**REQUEST:** Repeat the material exactly as it appears.

**GIVEN INFORMATION:**
# # # #

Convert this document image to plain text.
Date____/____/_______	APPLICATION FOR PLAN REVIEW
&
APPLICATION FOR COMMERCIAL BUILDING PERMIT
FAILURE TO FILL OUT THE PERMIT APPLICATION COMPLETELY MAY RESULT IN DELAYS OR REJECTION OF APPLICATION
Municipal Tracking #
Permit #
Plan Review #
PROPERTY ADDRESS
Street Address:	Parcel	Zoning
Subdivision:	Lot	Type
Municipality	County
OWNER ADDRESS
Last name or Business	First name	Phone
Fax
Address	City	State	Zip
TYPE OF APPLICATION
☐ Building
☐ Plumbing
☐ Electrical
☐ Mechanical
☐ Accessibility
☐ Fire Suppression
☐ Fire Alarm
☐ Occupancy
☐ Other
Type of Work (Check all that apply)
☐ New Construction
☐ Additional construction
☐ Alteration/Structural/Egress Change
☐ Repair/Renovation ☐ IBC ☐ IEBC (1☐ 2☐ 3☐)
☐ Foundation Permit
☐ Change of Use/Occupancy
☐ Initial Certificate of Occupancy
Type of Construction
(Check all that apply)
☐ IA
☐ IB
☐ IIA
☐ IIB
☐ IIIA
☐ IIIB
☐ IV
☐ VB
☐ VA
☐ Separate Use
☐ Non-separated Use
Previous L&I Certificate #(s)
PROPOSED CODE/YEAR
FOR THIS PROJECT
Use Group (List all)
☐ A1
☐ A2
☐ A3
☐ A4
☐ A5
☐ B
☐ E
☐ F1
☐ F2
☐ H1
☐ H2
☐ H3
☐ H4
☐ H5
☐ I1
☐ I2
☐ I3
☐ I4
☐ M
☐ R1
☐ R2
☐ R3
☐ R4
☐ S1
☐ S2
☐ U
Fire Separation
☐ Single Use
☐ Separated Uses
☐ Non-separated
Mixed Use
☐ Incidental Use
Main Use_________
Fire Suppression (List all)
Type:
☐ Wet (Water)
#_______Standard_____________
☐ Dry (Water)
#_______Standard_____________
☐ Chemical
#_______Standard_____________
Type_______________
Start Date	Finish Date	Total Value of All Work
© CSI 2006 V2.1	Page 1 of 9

# # # #

**WRITTEN SOLUTION:**
Convert this document image to plain text.
Date____/____/_______	APPLICATION FOR PLAN REVIEW
&
APPLICATION FOR COMMERCIAL BUILDING PERMIT
FAILURE TO FILL OUT THE PERMIT APPLICATION COMPLETELY MAY RESULT IN DELAYS OR REJECTION OF APPLICATION
Municipal Tracking #
Permit #
Plan Review #
PROPERTY ADDRESS
Street Address:	Parcel	Zoning
Subdivision:	Lot	Type
Municipality	County
OWNER ADDRESS
Last name or Business	First name	Phone
Fax
Address	City	State	Zip
TYPE OF APPLICATION
☐ Building
☐ Plumbing
☐ Electrical
☐ Mechanical
☐ Accessibility
☐ Fire Suppression
☐ Fire Alarm
☐ Occupancy
☐ Other
Type of Work (Check all that apply)
☐ New Construction
☐ Additional construction
☐ Alteration/Structural/Egress Change
☐ Repair/Renovation ☐ IBC ☐ IEBC (1☐ 2☐ 3☐)
☐ Foundation Permit
☐ Change of Use/Occupancy
☐ Initial Certificate of Occupancy
Type of Construction
(Check all that apply)
☐ IA
☐ IB
☐ IIA
☐ IIB
☐ IIIA
☐ IIIB
☐ IV
☐ VB
☐ VA
☐ Separate Use
☐ Non-separated Use
Previous L&I Certificate #(s)
PROPOSED CODE/YEAR
FOR THIS PROJECT
Use Group (List all)
☐ A1
☐ A2
☐ A3
☐ A4
☐ A5
☐ B
☐ E
☐ F1
☐ F2
☐ H1
☐ H2
☐ H3
☐ H4
☐ H5
☐ I1
☐ I2
☐ I3
☐ I4
☐ M
☐ R1
☐ R2
☐ R3
☐ R4
☐ S1
☐ S2
☐ U
Fire Separation
☐ Single Use
☐ Separated Uses
☐ Non-separated
Mixed Use
☐ Incidental Use
Main Use_________
Fire Suppression (List all)
Type:
☐ Wet (Water)
#_______Standard_____________
☐ Dry (Water)
#_______Standard_____________
☐ Chemical
#_______Standard_____________
Type_______________
Start Date	Finish Date	Total Value of All Work
© CSI 2006 V2.1	Page 1 of 9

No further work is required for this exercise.